- Direction: Exactly reproduce each record listed below.
━━━━━ Task inputs ━━━━━
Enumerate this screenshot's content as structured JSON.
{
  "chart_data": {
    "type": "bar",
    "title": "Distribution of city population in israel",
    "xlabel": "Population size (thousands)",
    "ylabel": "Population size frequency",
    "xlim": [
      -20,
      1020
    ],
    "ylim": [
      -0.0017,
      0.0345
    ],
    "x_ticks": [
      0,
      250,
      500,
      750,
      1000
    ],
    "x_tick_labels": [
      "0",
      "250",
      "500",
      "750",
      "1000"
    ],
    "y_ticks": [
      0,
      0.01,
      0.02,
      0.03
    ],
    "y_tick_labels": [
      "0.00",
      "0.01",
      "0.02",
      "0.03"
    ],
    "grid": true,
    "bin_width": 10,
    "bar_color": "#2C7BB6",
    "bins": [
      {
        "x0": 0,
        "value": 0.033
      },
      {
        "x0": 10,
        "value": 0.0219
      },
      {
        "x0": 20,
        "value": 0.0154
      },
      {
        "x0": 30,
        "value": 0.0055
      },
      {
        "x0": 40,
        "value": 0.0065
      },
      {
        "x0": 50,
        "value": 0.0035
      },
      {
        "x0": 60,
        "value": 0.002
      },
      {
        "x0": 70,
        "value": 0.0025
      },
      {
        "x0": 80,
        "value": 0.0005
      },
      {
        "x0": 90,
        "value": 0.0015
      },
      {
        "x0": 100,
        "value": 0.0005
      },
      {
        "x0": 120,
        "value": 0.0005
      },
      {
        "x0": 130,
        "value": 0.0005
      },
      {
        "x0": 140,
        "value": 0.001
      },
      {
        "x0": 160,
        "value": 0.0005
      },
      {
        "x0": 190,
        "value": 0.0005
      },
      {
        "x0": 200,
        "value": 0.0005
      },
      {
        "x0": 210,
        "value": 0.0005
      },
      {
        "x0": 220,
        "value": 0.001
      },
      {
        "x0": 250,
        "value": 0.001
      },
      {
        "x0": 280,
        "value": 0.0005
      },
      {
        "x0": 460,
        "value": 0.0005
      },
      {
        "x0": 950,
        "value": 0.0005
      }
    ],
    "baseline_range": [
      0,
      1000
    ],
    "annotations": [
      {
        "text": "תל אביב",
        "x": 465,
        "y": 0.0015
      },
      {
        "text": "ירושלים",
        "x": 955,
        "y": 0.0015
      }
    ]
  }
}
━━━━━
- Result of the exercise:
Enumerate this screenshot's content as structured JSON.
{
  "chart_data": {
    "type": "bar",
    "title": "Distribution of city population in israel",
    "xlabel": "Population size (thousands)",
    "ylabel": "Population size frequency",
    "xlim": [
      -20,
      1020
    ],
    "ylim": [
      -0.0017,
      0.0345
    ],
    "x_ticks": [
      0,
      250,
      500,
      750,
      1000
    ],
    "x_tick_labels": [
      "0",
      "250",
      "500",
      "750",
      "1000"
    ],
    "y_ticks": [
      0,
      0.01,
      0.02,
      0.03
    ],
    "y_tick_labels": [
      "0.00",
      "0.01",
      "0.02",
      "0.03"
    ],
    "grid": true,
    "bin_width": 10,
    "bar_color": "#2C7BB6",
    "bins": [
      {
        "x0": 0,
        "value": 0.033
      },
      {
        "x0": 10,
        "value": 0.0219
      },
      {
        "x0": 20,
        "value": 0.0154
      },
      {
        "x0": 30,
        "value": 0.0055
      },
      {
        "x0": 40,
        "value": 0.0065
      },
      {
        "x0": 50,
        "value": 0.0035
      },
      {
        "x0": 60,
        "value": 0.002
      },
      {
        "x0": 70,
        "value": 0.0025
      },
      {
        "x0": 80,
        "value": 0.0005
      },
      {
        "x0": 90,
        "value": 0.0015
      },
      {
        "x0": 100,
        "value": 0.0005
      },
      {
        "x0": 120,
        "value": 0.0005
      },
      {
        "x0": 130,
        "value": 0.0005
      },
      {
        "x0": 140,
        "value": 0.001
      },
      {
        "x0": 160,
        "value": 0.0005
      },
      {
        "x0": 190,
        "value": 0.0005
      },
      {
        "x0": 200,
        "value": 0.0005
      },
      {
        "x0": 210,
        "value": 0.0005
      },
      {
        "x0": 220,
        "value": 0.001
      },
      {
        "x0": 250,
        "value": 0.001
      },
      {
        "x0": 280,
        "value": 0.0005
      },
      {
        "x0": 460,
        "value": 0.0005
      },
      {
        "x0": 950,
        "value": 0.0005
      }
    ],
    "baseline_range": [
      0,
      1000
    ],
    "annotations": [
      {
        "text": "תל אביב",
        "x": 465,
        "y": 0.0015
      },
      {
        "text": "ירושלים",
        "x": 955,
        "y": 0.0015
      }
    ]
  }
}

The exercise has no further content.